**EXERCISE REQUIREMENTS**
Repeat every record below exactly as written.

**PROVIDED DATA**
--- --- ---

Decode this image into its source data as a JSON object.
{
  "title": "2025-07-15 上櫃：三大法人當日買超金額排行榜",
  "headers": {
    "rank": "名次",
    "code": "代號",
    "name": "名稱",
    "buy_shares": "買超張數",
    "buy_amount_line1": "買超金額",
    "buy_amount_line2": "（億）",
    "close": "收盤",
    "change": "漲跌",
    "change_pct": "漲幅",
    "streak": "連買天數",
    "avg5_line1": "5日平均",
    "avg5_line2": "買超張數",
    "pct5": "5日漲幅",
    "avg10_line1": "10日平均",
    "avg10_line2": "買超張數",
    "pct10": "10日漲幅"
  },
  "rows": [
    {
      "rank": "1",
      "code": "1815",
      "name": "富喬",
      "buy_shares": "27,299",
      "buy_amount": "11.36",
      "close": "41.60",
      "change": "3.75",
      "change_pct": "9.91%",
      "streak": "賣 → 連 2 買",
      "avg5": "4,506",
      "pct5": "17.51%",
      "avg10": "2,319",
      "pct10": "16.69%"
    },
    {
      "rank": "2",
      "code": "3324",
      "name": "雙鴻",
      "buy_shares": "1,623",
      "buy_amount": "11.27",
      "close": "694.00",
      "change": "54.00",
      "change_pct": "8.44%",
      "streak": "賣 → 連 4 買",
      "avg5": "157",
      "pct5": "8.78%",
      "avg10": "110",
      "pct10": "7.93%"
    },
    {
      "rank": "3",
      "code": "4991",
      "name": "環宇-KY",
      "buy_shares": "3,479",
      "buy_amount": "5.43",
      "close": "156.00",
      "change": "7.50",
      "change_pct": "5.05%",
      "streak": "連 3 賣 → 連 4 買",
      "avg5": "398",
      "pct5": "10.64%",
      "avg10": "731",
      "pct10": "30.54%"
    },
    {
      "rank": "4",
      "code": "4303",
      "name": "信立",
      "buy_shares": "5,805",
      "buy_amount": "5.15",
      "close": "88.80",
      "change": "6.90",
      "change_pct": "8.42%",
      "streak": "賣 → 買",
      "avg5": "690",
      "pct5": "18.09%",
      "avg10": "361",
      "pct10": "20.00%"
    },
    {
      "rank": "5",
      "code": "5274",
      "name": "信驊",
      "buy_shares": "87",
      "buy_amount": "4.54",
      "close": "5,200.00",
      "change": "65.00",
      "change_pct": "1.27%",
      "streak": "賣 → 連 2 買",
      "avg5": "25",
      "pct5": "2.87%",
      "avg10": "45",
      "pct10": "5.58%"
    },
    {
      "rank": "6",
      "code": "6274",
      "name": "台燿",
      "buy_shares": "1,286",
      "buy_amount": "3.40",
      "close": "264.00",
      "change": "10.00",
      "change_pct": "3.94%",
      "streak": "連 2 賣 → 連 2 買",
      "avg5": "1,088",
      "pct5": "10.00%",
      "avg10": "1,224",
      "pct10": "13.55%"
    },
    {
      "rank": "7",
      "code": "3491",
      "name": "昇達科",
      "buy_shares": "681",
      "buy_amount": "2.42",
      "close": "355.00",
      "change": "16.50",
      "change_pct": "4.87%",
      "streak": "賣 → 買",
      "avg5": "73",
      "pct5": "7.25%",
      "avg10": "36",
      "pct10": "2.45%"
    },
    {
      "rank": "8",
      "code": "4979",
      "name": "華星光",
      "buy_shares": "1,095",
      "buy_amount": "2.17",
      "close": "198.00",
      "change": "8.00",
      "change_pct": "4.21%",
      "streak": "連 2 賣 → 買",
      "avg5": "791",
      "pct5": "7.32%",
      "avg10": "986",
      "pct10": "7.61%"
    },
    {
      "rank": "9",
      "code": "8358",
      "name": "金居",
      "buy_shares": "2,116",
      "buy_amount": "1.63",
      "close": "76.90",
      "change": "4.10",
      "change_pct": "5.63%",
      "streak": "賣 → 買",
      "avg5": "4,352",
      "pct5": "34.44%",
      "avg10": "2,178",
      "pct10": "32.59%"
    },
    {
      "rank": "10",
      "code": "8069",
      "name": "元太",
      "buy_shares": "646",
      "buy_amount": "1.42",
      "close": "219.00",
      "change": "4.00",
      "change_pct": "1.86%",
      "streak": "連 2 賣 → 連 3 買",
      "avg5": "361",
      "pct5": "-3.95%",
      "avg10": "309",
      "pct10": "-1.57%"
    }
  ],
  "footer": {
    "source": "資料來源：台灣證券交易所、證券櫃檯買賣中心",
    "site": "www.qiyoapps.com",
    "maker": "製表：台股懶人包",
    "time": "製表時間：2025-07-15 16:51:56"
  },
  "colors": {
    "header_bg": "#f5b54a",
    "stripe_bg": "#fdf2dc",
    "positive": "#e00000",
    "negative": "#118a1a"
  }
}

--- --- ---

**FINAL ANSWER**
Decode this image into its source data as a JSON object.
{
  "title": "2025-07-15 上櫃：三大法人當日買超金額排行榜",
  "headers": {
    "rank": "名次",
    "code": "代號",
    "name": "名稱",
    "buy_shares": "買超張數",
    "buy_amount_line1": "買超金額",
    "buy_amount_line2": "（億）",
    "close": "收盤",
    "change": "漲跌",
    "change_pct": "漲幅",
    "streak": "連買天數",
    "avg5_line1": "5日平均",
    "avg5_line2": "買超張數",
    "pct5": "5日漲幅",
    "avg10_line1": "10日平均",
    "avg10_line2": "買超張數",
    "pct10": "10日漲幅"
  },
  "rows": [
    {
      "rank": "1",
      "code": "1815",
      "name": "富喬",
      "buy_shares": "27,299",
      "buy_amount": "11.36",
      "close": "41.60",
      "change": "3.75",
      "change_pct": "9.91%",
      "streak": "賣 → 連 2 買",
      "avg5": "4,506",
      "pct5": "17.51%",
      "avg10": "2,319",
      "pct10": "16.69%"
    },
    {
      "rank": "2",
      "code": "3324",
      "name": "雙鴻",
      "buy_shares": "1,623",
      "buy_amount": "11.27",
      "close": "694.00",
      "change": "54.00",
      "change_pct": "8.44%",
      "streak": "賣 → 連 4 買",
      "avg5": "157",
      "pct5": "8.78%",
      "avg10": "110",
      "pct10": "7.93%"
    },
    {
      "rank": "3",
      "code": "4991",
      "name": "環宇-KY",
      "buy_shares": "3,479",
      "buy_amount": "5.43",
      "close": "156.00",
      "change": "7.50",
      "change_pct": "5.05%",
      "streak": "連 3 賣 → 連 4 買",
      "avg5": "398",
      "pct5": "10.64%",
      "avg10": "731",
      "pct10": "30.54%"
    },
    {
      "rank": "4",
      "code": "4303",
      "name": "信立",
      "buy_shares": "5,805",
      "buy_amount": "5.15",
      "close": "88.80",
      "change": "6.90",
      "change_pct": "8.42%",
      "streak": "賣 → 買",
      "avg5": "690",
      "pct5": "18.09%",
      "avg10": "361",
      "pct10": "20.00%"
    },
    {
      "rank": "5",
      "code": "5274",
      "name": "信驊",
      "buy_shares": "87",
      "buy_amount": "4.54",
      "close": "5,200.00",
      "change": "65.00",
      "change_pct": "1.27%",
      "streak": "賣 → 連 2 買",
      "avg5": "25",
      "pct5": "2.87%",
      "avg10": "45",
      "pct10": "5.58%"
    },
    {
      "rank": "6",
      "code": "6274",
      "name": "台燿",
      "buy_shares": "1,286",
      "buy_amount": "3.40",
      "close": "264.00",
      "change": "10.00",
      "change_pct": "3.94%",
      "streak": "連 2 賣 → 連 2 買",
      "avg5": "1,088",
      "pct5": "10.00%",
      "avg10": "1,224",
      "pct10": "13.55%"
    },
    {
      "rank": "7",
      "code": "3491",
      "name": "昇達科",
      "buy_shares": "681",
      "buy_amount": "2.42",
      "close": "355.00",
      "change": "16.50",
      "change_pct": "4.87%",
      "streak": "賣 → 買",
      "avg5": "73",
      "pct5": "7.25%",
      "avg10": "36",
      "pct10": "2.45%"
    },
    {
      "rank": "8",
      "code": "4979",
      "name": "華星光",
      "buy_shares": "1,095",
      "buy_amount": "2.17",
      "close": "198.00",
      "change": "8.00",
      "change_pct": "4.21%",
      "streak": "連 2 賣 → 買",
      "avg5": "791",
      "pct5": "7.32%",
      "avg10": "986",
      "pct10": "7.61%"
    },
    {
      "rank": "9",
      "code": "8358",
      "name": "金居",
      "buy_shares": "2,116",
      "buy_amount": "1.63",
      "close": "76.90",
      "change": "4.10",
      "change_pct": "5.63%",
      "streak": "賣 → 買",
      "avg5": "4,352",
      "pct5": "34.44%",
      "avg10": "2,178",
      "pct10": "32.59%"
    },
    {
      "rank": "10",
      "code": "8069",
      "name": "元太",
      "buy_shares": "646",
      "buy_amount": "1.42",
      "close": "219.00",
      "change": "4.00",
      "change_pct": "1.86%",
      "streak": "連 2 賣 → 連 3 買",
      "avg5": "361",
      "pct5": "-3.95%",
      "avg10": "309",
      "pct10": "-1.57%"
    }
  ],
  "footer": {
    "source": "資料來源：台灣證券交易所、證券櫃檯買賣中心",
    "site": "www.qiyoapps.com",
    "maker": "製表：台股懶人包",
    "time": "製表時間：2025-07-15 16:51:56"
  },
  "colors": {
    "header_bg": "#f5b54a",
    "stripe_bg": "#fdf2dc",
    "positive": "#e00000",
    "negative": "#118a1a"
  }
}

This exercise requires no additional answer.